— start of EXTRACTED MATERIAL —

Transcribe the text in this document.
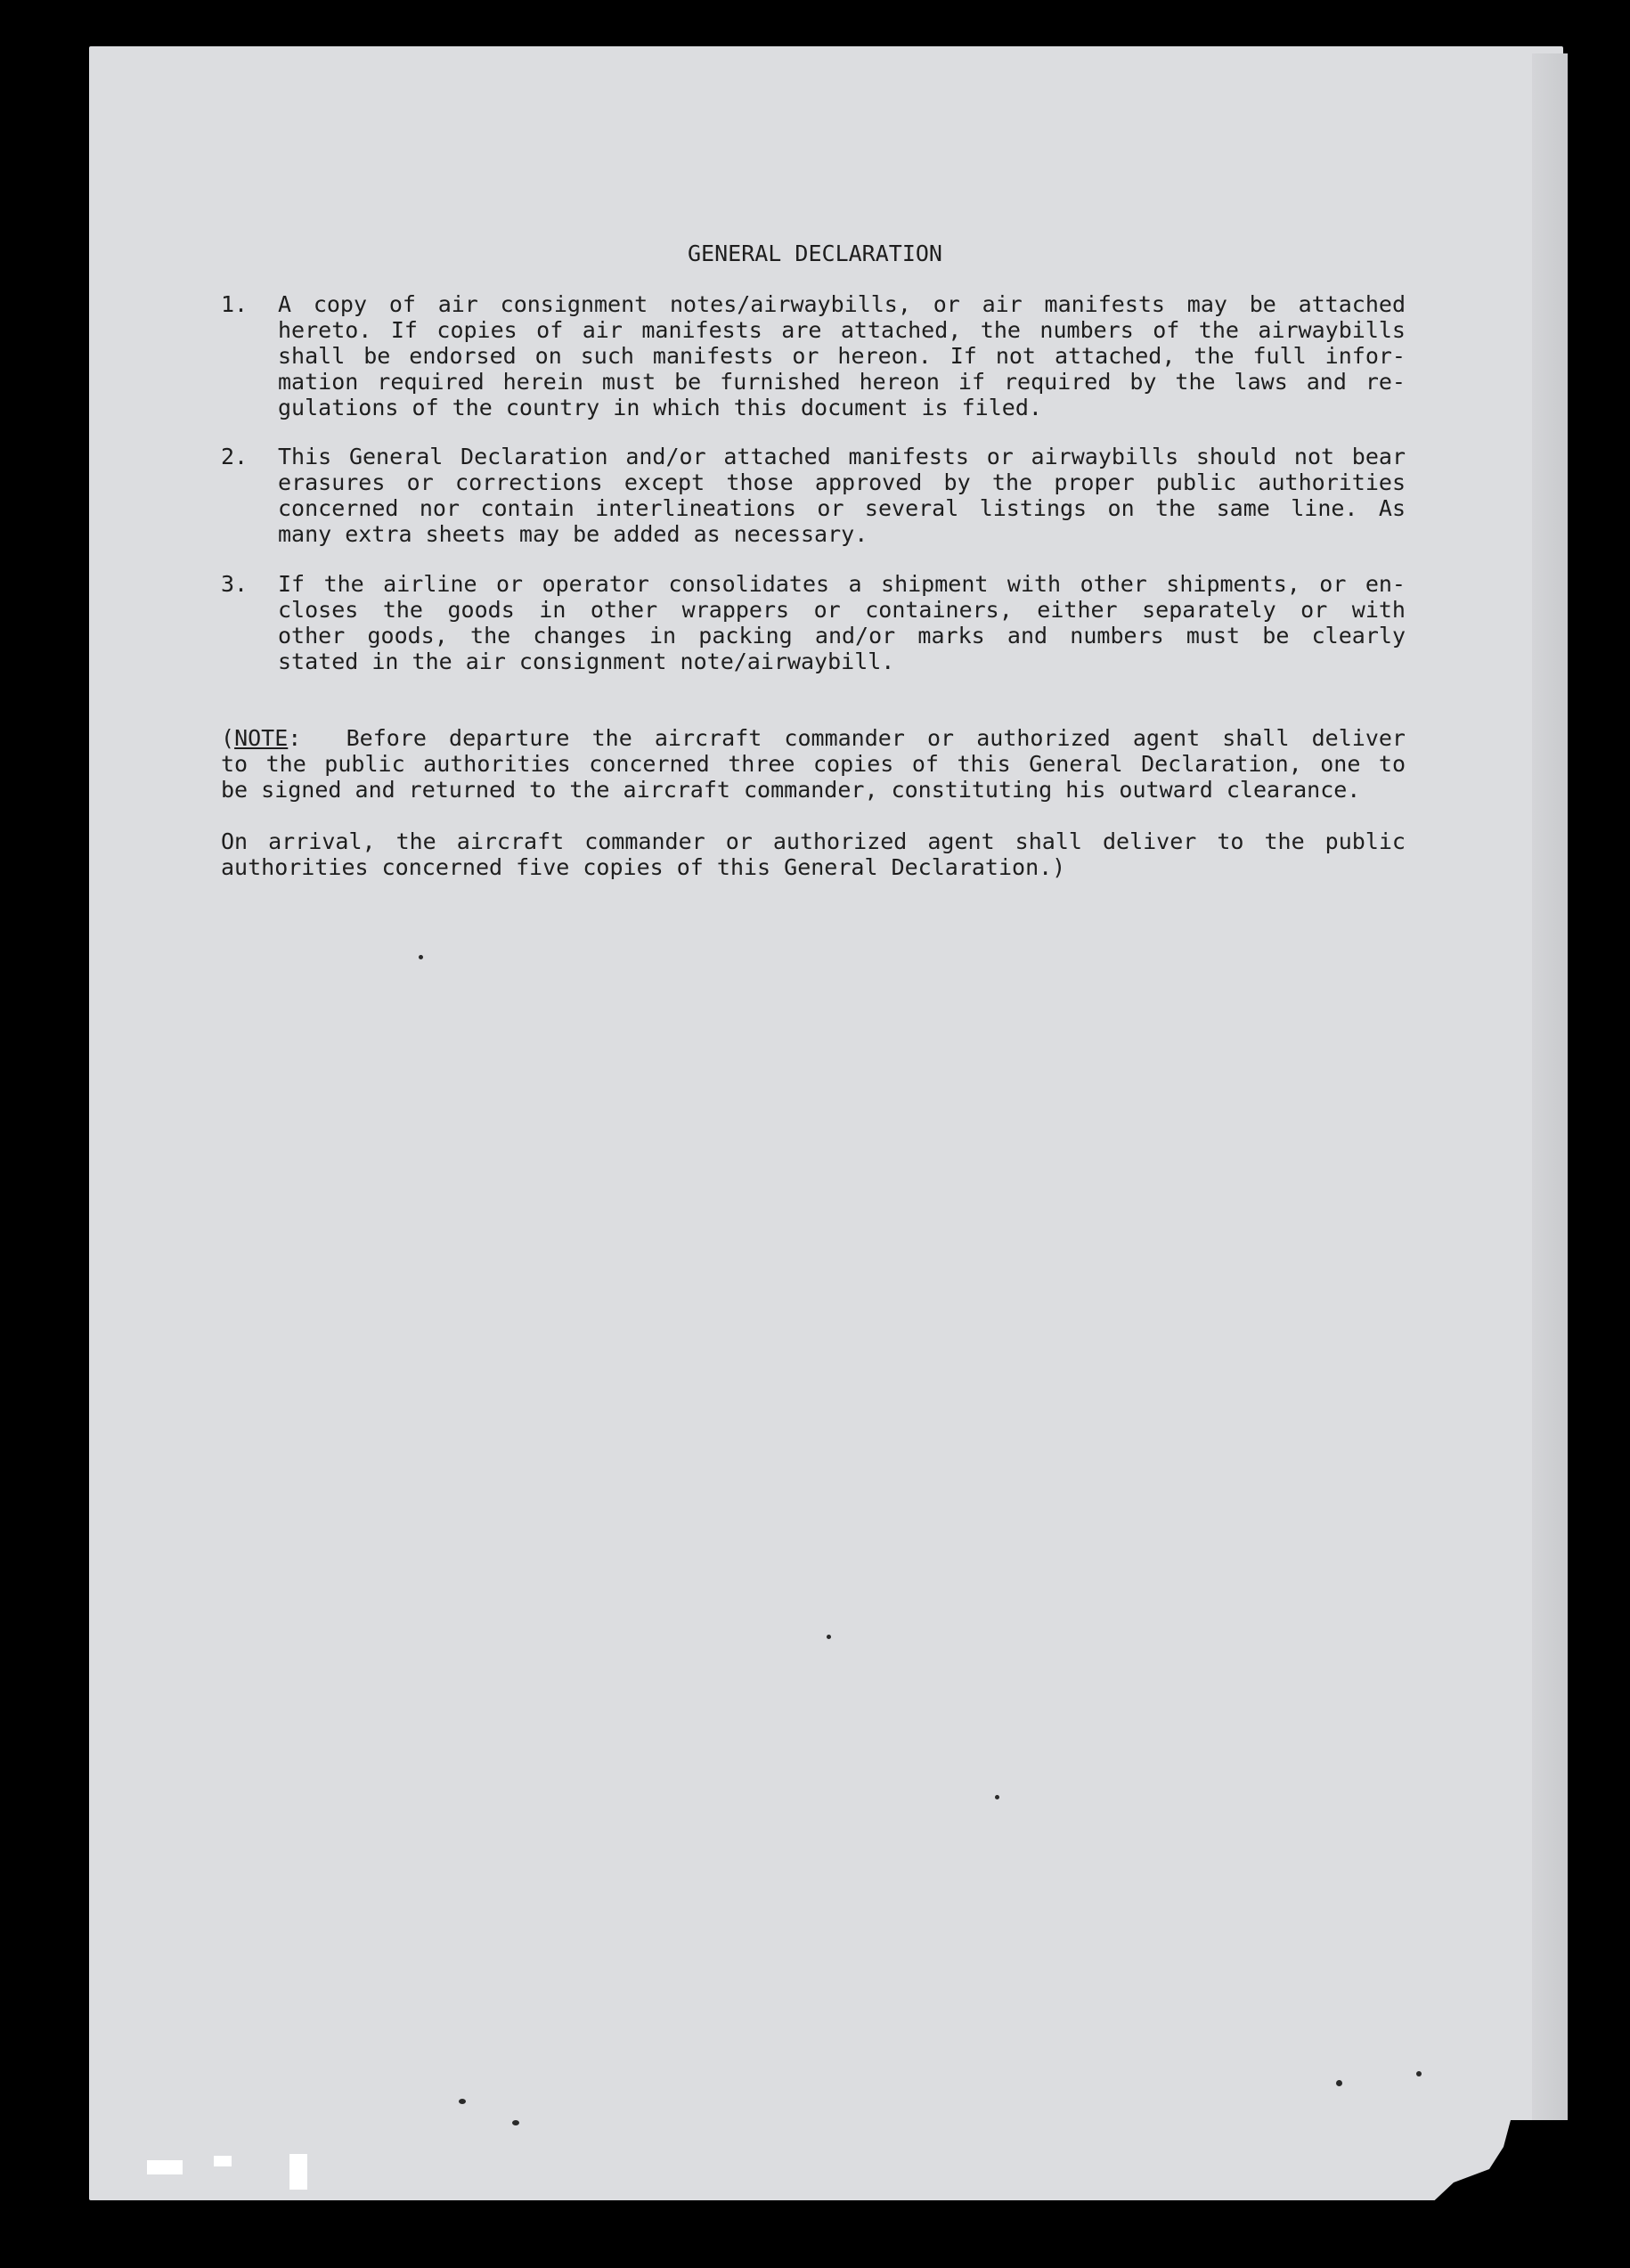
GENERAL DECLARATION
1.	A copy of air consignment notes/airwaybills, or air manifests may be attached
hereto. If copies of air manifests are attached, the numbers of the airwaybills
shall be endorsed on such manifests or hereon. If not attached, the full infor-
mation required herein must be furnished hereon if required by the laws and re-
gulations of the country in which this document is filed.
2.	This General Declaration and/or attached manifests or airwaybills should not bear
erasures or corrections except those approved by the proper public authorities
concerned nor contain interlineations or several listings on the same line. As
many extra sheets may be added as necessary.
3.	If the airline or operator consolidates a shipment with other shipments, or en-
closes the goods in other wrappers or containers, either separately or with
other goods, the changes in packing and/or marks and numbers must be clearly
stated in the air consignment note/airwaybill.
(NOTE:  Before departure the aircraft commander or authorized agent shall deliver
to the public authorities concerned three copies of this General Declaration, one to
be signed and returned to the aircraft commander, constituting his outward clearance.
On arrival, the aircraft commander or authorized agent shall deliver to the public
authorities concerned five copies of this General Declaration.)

— end of EXTRACTED MATERIAL —

Look above for every line with the word "airwaybills" and copy it.

1.	A copy of air consignment notes/airwaybills, or air manifests may be attached
hereto. If copies of air manifests are attached, the numbers of the airwaybills
2.	This General Declaration and/or attached manifests or airwaybills should not bear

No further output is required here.